(Stored dataset items)
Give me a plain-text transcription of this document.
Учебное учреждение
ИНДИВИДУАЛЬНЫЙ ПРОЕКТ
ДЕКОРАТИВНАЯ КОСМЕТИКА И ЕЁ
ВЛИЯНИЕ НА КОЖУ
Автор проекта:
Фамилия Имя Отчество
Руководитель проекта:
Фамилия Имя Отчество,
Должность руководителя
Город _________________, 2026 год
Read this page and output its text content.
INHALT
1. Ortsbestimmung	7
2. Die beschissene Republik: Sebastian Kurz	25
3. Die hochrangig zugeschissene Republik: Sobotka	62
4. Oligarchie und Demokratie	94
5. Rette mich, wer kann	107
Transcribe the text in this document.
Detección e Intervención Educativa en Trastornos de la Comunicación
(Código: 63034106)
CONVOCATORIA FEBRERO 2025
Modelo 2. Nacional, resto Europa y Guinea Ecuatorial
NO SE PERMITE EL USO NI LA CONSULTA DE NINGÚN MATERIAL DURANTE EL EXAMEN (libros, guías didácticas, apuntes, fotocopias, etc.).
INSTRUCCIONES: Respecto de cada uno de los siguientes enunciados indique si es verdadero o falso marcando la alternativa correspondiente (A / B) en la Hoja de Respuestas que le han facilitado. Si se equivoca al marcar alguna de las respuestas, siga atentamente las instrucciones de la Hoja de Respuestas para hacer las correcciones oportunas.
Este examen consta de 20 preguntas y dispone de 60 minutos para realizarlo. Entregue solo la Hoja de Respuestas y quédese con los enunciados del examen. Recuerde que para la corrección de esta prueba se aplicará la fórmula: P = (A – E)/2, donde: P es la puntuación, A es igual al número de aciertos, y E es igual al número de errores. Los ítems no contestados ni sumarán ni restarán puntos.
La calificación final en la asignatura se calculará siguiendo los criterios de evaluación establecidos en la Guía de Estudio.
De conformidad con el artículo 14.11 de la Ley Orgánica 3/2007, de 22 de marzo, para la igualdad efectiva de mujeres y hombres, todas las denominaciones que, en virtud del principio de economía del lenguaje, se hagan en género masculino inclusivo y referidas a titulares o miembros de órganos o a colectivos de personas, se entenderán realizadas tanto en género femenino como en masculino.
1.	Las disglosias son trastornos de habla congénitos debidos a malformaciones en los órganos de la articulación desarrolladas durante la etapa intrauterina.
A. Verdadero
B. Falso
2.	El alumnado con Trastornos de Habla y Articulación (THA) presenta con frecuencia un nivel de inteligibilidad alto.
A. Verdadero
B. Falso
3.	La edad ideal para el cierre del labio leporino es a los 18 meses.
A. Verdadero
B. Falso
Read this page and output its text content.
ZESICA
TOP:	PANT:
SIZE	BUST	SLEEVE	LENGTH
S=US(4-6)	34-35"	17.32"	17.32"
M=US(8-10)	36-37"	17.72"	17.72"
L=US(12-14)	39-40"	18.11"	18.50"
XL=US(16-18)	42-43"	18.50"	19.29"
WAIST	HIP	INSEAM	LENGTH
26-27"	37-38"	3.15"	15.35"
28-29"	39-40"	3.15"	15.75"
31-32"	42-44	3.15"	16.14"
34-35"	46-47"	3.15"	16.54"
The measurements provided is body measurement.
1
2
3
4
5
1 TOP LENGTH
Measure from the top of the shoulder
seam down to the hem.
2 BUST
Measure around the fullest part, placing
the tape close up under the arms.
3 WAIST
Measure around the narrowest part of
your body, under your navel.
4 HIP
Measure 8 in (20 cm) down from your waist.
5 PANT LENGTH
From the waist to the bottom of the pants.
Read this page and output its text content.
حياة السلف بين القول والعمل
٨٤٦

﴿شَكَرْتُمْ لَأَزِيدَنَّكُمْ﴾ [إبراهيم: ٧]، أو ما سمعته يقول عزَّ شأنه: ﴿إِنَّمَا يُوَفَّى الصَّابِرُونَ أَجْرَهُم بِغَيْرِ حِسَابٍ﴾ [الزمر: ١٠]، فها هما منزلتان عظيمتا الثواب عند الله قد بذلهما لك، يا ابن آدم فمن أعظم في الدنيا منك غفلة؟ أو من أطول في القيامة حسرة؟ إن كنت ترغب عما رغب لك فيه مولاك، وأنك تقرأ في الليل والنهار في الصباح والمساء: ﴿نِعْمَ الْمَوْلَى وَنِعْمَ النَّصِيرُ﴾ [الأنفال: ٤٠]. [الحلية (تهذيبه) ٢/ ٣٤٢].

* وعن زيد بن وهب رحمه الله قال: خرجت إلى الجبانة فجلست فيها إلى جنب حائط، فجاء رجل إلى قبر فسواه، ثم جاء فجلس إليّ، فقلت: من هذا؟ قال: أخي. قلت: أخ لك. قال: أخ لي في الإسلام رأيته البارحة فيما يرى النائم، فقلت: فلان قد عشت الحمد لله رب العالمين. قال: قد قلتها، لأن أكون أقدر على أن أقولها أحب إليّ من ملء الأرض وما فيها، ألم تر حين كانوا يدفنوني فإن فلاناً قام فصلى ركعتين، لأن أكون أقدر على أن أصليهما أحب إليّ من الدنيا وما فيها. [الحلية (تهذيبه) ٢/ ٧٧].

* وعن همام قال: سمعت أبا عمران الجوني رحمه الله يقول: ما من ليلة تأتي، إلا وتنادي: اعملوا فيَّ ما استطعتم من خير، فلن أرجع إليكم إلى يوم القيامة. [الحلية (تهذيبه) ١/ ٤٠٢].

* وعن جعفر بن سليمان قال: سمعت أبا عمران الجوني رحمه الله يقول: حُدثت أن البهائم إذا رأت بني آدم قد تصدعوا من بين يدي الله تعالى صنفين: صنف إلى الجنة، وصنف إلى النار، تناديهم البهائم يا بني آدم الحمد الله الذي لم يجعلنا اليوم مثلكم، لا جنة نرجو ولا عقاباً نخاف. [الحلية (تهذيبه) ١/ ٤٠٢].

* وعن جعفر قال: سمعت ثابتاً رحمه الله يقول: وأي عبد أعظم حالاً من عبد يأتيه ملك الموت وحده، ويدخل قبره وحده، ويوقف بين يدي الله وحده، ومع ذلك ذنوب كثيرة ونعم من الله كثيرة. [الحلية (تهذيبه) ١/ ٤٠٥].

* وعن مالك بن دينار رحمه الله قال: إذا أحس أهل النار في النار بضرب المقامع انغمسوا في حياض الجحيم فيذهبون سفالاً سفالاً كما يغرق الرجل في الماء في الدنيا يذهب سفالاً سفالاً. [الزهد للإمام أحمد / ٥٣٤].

▶ [Set task] Write out every entry again, keeping each line exactly the same.

▶ [Exercise response]
Give me a plain-text transcription of this document.
Учебное учреждение
ИНДИВИДУАЛЬНЫЙ ПРОЕКТ
ДЕКОРАТИВНАЯ КОСМЕТИКА И ЕЁ
ВЛИЯНИЕ НА КОЖУ
Автор проекта:
Фамилия Имя Отчество
Руководитель проекта:
Фамилия Имя Отчество,
Должность руководителя
Город _________________, 2026 год
Read this page and output its text content.
INHALT
1. Ortsbestimmung	7
2. Die beschissene Republik: Sebastian Kurz	25
3. Die hochrangig zugeschissene Republik: Sobotka	62
4. Oligarchie und Demokratie	94
5. Rette mich, wer kann	107
Transcribe the text in this document.
Detección e Intervención Educativa en Trastornos de la Comunicación
(Código: 63034106)
CONVOCATORIA FEBRERO 2025
Modelo 2. Nacional, resto Europa y Guinea Ecuatorial
NO SE PERMITE EL USO NI LA CONSULTA DE NINGÚN MATERIAL DURANTE EL EXAMEN (libros, guías didácticas, apuntes, fotocopias, etc.).
INSTRUCCIONES: Respecto de cada uno de los siguientes enunciados indique si es verdadero o falso marcando la alternativa correspondiente (A / B) en la Hoja de Respuestas que le han facilitado. Si se equivoca al marcar alguna de las respuestas, siga atentamente las instrucciones de la Hoja de Respuestas para hacer las correcciones oportunas.
Este examen consta de 20 preguntas y dispone de 60 minutos para realizarlo. Entregue solo la Hoja de Respuestas y quédese con los enunciados del examen. Recuerde que para la corrección de esta prueba se aplicará la fórmula: P = (A – E)/2, donde: P es la puntuación, A es igual al número de aciertos, y E es igual al número de errores. Los ítems no contestados ni sumarán ni restarán puntos.
La calificación final en la asignatura se calculará siguiendo los criterios de evaluación establecidos en la Guía de Estudio.
De conformidad con el artículo 14.11 de la Ley Orgánica 3/2007, de 22 de marzo, para la igualdad efectiva de mujeres y hombres, todas las denominaciones que, en virtud del principio de economía del lenguaje, se hagan en género masculino inclusivo y referidas a titulares o miembros de órganos o a colectivos de personas, se entenderán realizadas tanto en género femenino como en masculino.
1.	Las disglosias son trastornos de habla congénitos debidos a malformaciones en los órganos de la articulación desarrolladas durante la etapa intrauterina.
A. Verdadero
B. Falso
2.	El alumnado con Trastornos de Habla y Articulación (THA) presenta con frecuencia un nivel de inteligibilidad alto.
A. Verdadero
B. Falso
3.	La edad ideal para el cierre del labio leporino es a los 18 meses.
A. Verdadero
B. Falso
Read this page and output its text content.
ZESICA
TOP:	PANT:
SIZE	BUST	SLEEVE	LENGTH
S=US(4-6)	34-35"	17.32"	17.32"
M=US(8-10)	36-37"	17.72"	17.72"
L=US(12-14)	39-40"	18.11"	18.50"
XL=US(16-18)	42-43"	18.50"	19.29"
WAIST	HIP	INSEAM	LENGTH
26-27"	37-38"	3.15"	15.35"
28-29"	39-40"	3.15"	15.75"
31-32"	42-44	3.15"	16.14"
34-35"	46-47"	3.15"	16.54"
The measurements provided is body measurement.
1
2
3
4
5
1 TOP LENGTH
Measure from the top of the shoulder
seam down to the hem.
2 BUST
Measure around the fullest part, placing
the tape close up under the arms.
3 WAIST
Measure around the narrowest part of
your body, under your navel.
4 HIP
Measure 8 in (20 cm) down from your waist.
5 PANT LENGTH
From the waist to the bottom of the pants.
Read this page and output its text content.
حياة السلف بين القول والعمل
٨٤٦

﴿شَكَرْتُمْ لَأَزِيدَنَّكُمْ﴾ [إبراهيم: ٧]، أو ما سمعته يقول عزَّ شأنه: ﴿إِنَّمَا يُوَفَّى الصَّابِرُونَ أَجْرَهُم بِغَيْرِ حِسَابٍ﴾ [الزمر: ١٠]، فها هما منزلتان عظيمتا الثواب عند الله قد بذلهما لك، يا ابن آدم فمن أعظم في الدنيا منك غفلة؟ أو من أطول في القيامة حسرة؟ إن كنت ترغب عما رغب لك فيه مولاك، وأنك تقرأ في الليل والنهار في الصباح والمساء: ﴿نِعْمَ الْمَوْلَى وَنِعْمَ النَّصِيرُ﴾ [الأنفال: ٤٠]. [الحلية (تهذيبه) ٢/ ٣٤٢].

* وعن زيد بن وهب رحمه الله قال: خرجت إلى الجبانة فجلست فيها إلى جنب حائط، فجاء رجل إلى قبر فسواه، ثم جاء فجلس إليّ، فقلت: من هذا؟ قال: أخي. قلت: أخ لك. قال: أخ لي في الإسلام رأيته البارحة فيما يرى النائم، فقلت: فلان قد عشت الحمد لله رب العالمين. قال: قد قلتها، لأن أكون أقدر على أن أقولها أحب إليّ من ملء الأرض وما فيها، ألم تر حين كانوا يدفنوني فإن فلاناً قام فصلى ركعتين، لأن أكون أقدر على أن أصليهما أحب إليّ من الدنيا وما فيها. [الحلية (تهذيبه) ٢/ ٧٧].

* وعن همام قال: سمعت أبا عمران الجوني رحمه الله يقول: ما من ليلة تأتي، إلا وتنادي: اعملوا فيَّ ما استطعتم من خير، فلن أرجع إليكم إلى يوم القيامة. [الحلية (تهذيبه) ١/ ٤٠٢].

* وعن جعفر بن سليمان قال: سمعت أبا عمران الجوني رحمه الله يقول: حُدثت أن البهائم إذا رأت بني آدم قد تصدعوا من بين يدي الله تعالى صنفين: صنف إلى الجنة، وصنف إلى النار، تناديهم البهائم يا بني آدم الحمد الله الذي لم يجعلنا اليوم مثلكم، لا جنة نرجو ولا عقاباً نخاف. [الحلية (تهذيبه) ١/ ٤٠٢].

* وعن جعفر قال: سمعت ثابتاً رحمه الله يقول: وأي عبد أعظم حالاً من عبد يأتيه ملك الموت وحده، ويدخل قبره وحده، ويوقف بين يدي الله وحده، ومع ذلك ذنوب كثيرة ونعم من الله كثيرة. [الحلية (تهذيبه) ١/ ٤٠٥].

* وعن مالك بن دينار رحمه الله قال: إذا أحس أهل النار في النار بضرب المقامع انغمسوا في حياض الجحيم فيذهبون سفالاً سفالاً كما يغرق الرجل في الماء في الدنيا يذهب سفالاً سفالاً. [الزهد للإمام أحمد / ٥٣٤].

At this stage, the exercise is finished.